#### GIVEN INSTRUCTION:
Retype the data items from the first line through the line holding "final-orbit-point: [672, 480, 681, 489]", inclusive, reproducing each line character for character.

[Data items]
>> start
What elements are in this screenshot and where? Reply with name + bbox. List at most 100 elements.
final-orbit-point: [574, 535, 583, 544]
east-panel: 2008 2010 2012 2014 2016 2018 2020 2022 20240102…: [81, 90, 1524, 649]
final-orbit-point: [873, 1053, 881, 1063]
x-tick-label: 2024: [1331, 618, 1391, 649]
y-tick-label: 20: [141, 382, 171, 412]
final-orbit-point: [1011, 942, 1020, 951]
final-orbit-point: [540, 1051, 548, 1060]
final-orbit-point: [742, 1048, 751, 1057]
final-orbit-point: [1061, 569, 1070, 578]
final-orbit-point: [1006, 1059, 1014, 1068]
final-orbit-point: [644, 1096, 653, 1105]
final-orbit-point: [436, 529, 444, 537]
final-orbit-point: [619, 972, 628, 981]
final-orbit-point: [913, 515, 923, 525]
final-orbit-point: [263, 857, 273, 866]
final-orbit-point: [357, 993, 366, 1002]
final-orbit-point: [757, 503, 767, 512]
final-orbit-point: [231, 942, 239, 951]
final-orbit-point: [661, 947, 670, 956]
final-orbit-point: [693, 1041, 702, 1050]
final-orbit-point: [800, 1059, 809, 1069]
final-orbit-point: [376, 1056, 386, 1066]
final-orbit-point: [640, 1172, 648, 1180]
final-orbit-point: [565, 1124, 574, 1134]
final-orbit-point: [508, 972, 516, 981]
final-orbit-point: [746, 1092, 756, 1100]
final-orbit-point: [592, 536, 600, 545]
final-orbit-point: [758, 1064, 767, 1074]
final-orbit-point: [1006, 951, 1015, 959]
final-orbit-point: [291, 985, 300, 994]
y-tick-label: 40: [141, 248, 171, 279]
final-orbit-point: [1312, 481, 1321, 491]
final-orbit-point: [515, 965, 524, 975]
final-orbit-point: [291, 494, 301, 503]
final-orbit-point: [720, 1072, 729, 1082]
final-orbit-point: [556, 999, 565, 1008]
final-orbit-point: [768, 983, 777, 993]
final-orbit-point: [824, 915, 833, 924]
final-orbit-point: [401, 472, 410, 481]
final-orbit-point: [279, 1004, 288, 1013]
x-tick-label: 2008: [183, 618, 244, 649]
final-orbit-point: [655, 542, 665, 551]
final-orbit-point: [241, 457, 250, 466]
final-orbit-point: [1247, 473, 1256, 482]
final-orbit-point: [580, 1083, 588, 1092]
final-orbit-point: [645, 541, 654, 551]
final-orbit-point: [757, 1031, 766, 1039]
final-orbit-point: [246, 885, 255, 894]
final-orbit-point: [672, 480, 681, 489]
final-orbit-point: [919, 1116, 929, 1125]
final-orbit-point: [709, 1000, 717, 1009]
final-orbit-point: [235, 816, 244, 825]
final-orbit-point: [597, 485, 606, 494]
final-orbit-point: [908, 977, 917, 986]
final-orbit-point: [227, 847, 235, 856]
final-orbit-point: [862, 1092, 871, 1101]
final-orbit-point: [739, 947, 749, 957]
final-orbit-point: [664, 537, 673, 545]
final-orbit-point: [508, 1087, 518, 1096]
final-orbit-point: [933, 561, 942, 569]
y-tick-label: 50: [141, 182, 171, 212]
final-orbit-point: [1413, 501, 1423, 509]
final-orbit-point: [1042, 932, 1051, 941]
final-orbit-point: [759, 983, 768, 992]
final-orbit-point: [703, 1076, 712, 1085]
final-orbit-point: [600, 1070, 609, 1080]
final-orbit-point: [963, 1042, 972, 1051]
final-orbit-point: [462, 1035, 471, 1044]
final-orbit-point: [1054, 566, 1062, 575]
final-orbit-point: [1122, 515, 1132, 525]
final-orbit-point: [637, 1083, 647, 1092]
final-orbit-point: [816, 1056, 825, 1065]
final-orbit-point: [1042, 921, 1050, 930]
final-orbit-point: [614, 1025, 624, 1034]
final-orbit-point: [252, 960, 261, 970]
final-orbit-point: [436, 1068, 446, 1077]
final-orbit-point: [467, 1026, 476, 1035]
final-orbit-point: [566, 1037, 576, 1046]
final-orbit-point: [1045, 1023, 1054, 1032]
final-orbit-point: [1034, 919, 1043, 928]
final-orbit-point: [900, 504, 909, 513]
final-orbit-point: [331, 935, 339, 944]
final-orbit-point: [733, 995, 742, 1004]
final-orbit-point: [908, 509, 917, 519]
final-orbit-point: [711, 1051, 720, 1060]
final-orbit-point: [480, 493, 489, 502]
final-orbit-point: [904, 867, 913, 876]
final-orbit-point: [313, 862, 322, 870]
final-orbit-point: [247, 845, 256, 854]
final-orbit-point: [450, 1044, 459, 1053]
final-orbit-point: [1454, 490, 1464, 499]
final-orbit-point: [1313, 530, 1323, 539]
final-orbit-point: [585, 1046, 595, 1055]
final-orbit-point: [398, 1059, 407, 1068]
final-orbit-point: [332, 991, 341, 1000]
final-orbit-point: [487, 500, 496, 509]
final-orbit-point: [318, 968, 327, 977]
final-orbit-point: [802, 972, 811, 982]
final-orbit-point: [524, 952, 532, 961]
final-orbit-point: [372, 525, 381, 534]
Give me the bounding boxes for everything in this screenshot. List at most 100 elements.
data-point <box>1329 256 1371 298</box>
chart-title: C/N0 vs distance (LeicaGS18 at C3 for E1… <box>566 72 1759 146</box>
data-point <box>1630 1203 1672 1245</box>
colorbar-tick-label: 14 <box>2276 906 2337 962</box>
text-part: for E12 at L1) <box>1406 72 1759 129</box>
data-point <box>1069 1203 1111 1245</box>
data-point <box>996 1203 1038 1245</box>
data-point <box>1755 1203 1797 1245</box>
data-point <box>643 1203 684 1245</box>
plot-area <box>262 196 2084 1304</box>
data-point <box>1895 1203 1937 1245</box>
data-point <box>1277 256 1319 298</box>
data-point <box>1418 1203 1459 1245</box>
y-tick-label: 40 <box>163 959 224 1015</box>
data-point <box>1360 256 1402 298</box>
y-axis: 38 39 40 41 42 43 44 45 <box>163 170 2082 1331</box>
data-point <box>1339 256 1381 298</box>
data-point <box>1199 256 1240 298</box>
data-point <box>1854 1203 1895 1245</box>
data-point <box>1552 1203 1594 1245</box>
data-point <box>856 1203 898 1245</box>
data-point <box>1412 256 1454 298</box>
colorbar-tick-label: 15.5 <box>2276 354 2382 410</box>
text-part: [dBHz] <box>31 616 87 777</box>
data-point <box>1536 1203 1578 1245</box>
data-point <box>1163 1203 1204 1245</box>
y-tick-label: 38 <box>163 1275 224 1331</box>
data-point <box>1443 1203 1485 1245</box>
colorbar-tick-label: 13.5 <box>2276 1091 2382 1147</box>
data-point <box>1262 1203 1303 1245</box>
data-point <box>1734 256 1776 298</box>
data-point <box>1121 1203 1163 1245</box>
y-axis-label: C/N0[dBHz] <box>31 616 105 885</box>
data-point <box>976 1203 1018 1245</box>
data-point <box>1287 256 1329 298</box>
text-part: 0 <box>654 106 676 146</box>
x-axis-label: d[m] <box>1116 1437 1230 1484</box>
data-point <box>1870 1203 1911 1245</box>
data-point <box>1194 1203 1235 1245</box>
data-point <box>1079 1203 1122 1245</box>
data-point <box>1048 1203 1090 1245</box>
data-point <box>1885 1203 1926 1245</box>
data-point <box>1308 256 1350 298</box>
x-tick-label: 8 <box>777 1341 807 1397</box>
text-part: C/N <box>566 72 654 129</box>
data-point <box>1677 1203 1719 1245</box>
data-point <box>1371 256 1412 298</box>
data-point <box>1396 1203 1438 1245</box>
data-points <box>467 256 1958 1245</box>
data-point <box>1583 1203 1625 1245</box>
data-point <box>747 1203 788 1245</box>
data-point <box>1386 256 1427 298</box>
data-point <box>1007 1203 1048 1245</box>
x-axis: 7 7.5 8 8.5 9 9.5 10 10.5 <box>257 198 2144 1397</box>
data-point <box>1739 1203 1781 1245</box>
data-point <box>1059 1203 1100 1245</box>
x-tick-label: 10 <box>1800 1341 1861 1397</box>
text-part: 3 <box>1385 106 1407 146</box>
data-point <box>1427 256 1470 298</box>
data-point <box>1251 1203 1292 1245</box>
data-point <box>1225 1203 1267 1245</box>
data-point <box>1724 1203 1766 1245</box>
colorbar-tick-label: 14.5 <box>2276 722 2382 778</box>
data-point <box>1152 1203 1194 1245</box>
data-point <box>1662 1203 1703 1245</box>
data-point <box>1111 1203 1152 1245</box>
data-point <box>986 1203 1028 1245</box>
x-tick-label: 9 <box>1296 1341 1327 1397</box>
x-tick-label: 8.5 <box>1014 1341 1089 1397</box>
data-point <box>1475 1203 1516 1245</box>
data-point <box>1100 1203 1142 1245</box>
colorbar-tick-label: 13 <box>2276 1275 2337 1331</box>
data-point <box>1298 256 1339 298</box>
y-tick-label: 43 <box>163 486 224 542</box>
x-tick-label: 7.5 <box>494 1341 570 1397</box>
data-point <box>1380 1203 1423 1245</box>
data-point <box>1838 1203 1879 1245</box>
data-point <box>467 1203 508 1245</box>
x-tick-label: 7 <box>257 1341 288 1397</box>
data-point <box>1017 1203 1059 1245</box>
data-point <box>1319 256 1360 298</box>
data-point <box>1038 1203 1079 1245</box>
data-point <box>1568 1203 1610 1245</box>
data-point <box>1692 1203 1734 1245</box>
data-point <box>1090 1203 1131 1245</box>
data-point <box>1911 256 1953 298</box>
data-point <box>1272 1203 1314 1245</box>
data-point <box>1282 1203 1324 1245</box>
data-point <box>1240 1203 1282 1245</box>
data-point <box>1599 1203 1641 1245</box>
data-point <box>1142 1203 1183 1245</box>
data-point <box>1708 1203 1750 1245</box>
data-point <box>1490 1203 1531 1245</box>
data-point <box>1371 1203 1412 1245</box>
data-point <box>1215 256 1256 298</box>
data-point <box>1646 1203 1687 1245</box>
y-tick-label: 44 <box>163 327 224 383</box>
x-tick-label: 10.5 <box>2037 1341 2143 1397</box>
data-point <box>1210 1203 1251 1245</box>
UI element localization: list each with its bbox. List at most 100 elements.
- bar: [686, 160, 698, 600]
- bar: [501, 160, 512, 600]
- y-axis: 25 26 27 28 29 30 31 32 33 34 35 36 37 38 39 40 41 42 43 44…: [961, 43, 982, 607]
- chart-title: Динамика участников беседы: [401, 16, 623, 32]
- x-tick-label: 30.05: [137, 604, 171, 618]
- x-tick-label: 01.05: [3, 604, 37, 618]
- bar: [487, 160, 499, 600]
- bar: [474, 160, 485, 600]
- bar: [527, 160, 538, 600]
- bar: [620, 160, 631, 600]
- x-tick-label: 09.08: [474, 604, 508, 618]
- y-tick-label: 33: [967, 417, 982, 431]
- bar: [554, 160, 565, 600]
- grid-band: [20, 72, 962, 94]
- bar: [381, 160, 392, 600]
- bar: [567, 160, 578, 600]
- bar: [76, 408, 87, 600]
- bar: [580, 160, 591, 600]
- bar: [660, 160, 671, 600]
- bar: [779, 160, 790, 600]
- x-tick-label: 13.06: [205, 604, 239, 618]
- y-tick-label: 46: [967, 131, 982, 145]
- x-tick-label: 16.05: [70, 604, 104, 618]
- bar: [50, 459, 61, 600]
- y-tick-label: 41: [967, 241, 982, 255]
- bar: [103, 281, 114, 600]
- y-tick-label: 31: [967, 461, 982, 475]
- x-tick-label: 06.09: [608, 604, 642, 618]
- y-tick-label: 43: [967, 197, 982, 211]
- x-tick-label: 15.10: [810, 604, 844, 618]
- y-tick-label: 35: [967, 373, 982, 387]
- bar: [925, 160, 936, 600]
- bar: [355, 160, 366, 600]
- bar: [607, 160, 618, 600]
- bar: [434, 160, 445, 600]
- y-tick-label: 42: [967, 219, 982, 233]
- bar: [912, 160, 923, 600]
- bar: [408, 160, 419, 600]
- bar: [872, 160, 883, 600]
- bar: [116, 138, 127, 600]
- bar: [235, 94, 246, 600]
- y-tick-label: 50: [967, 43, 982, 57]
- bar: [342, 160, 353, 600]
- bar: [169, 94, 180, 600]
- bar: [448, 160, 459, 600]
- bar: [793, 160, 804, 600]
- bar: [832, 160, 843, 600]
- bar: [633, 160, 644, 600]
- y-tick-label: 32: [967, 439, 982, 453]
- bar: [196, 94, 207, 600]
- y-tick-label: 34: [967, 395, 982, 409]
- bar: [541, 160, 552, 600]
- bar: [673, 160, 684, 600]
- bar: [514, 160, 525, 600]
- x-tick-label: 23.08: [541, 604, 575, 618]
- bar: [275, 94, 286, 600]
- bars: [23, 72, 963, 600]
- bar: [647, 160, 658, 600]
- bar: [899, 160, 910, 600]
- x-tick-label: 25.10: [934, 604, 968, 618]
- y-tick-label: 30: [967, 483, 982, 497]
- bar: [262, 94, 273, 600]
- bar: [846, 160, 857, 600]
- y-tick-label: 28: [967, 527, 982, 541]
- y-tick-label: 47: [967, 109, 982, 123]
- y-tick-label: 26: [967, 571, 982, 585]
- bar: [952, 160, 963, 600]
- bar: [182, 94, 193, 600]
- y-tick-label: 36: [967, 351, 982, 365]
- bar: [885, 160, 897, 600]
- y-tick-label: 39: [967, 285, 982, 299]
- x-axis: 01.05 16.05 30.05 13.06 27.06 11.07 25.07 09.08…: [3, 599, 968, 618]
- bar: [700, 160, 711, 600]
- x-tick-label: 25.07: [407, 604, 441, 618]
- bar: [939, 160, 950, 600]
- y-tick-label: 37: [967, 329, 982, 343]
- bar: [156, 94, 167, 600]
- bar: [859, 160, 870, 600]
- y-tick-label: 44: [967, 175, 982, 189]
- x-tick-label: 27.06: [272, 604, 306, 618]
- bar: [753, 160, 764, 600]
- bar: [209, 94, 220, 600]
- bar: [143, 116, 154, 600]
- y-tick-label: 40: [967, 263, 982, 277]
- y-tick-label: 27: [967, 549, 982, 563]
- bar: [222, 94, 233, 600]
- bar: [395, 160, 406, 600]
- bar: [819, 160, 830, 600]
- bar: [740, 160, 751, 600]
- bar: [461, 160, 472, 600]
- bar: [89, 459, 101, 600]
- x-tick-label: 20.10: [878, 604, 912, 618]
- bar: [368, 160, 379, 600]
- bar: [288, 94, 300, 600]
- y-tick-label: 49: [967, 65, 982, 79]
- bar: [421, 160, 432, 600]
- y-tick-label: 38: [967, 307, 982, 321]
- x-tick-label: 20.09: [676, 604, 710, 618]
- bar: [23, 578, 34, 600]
>> end
#### EXERCISE ANSWER:
What elements are in this screenshot and where? Reply with name + bbox. List at most 100 elements.
final-orbit-point: [574, 535, 583, 544]
east-panel: 2008 2010 2012 2014 2016 2018 2020 2022 20240102…: [81, 90, 1524, 649]
final-orbit-point: [873, 1053, 881, 1063]
x-tick-label: 2024: [1331, 618, 1391, 649]
y-tick-label: 20: [141, 382, 171, 412]
final-orbit-point: [1011, 942, 1020, 951]
final-orbit-point: [540, 1051, 548, 1060]
final-orbit-point: [742, 1048, 751, 1057]
final-orbit-point: [1061, 569, 1070, 578]
final-orbit-point: [1006, 1059, 1014, 1068]
final-orbit-point: [644, 1096, 653, 1105]
final-orbit-point: [436, 529, 444, 537]
final-orbit-point: [619, 972, 628, 981]
final-orbit-point: [913, 515, 923, 525]
final-orbit-point: [263, 857, 273, 866]
final-orbit-point: [357, 993, 366, 1002]
final-orbit-point: [757, 503, 767, 512]
final-orbit-point: [231, 942, 239, 951]
final-orbit-point: [661, 947, 670, 956]
final-orbit-point: [693, 1041, 702, 1050]
final-orbit-point: [800, 1059, 809, 1069]
final-orbit-point: [376, 1056, 386, 1066]
final-orbit-point: [640, 1172, 648, 1180]
final-orbit-point: [565, 1124, 574, 1134]
final-orbit-point: [508, 972, 516, 981]
final-orbit-point: [746, 1092, 756, 1100]
final-orbit-point: [592, 536, 600, 545]
final-orbit-point: [758, 1064, 767, 1074]
final-orbit-point: [1006, 951, 1015, 959]
final-orbit-point: [291, 985, 300, 994]
y-tick-label: 40: [141, 248, 171, 279]
final-orbit-point: [1312, 481, 1321, 491]
final-orbit-point: [515, 965, 524, 975]
final-orbit-point: [291, 494, 301, 503]
final-orbit-point: [720, 1072, 729, 1082]
final-orbit-point: [556, 999, 565, 1008]
final-orbit-point: [768, 983, 777, 993]
final-orbit-point: [824, 915, 833, 924]
final-orbit-point: [401, 472, 410, 481]
final-orbit-point: [279, 1004, 288, 1013]
x-tick-label: 2008: [183, 618, 244, 649]
final-orbit-point: [655, 542, 665, 551]
final-orbit-point: [241, 457, 250, 466]
final-orbit-point: [1247, 473, 1256, 482]
final-orbit-point: [580, 1083, 588, 1092]
final-orbit-point: [645, 541, 654, 551]
final-orbit-point: [757, 1031, 766, 1039]
final-orbit-point: [246, 885, 255, 894]
final-orbit-point: [672, 480, 681, 489]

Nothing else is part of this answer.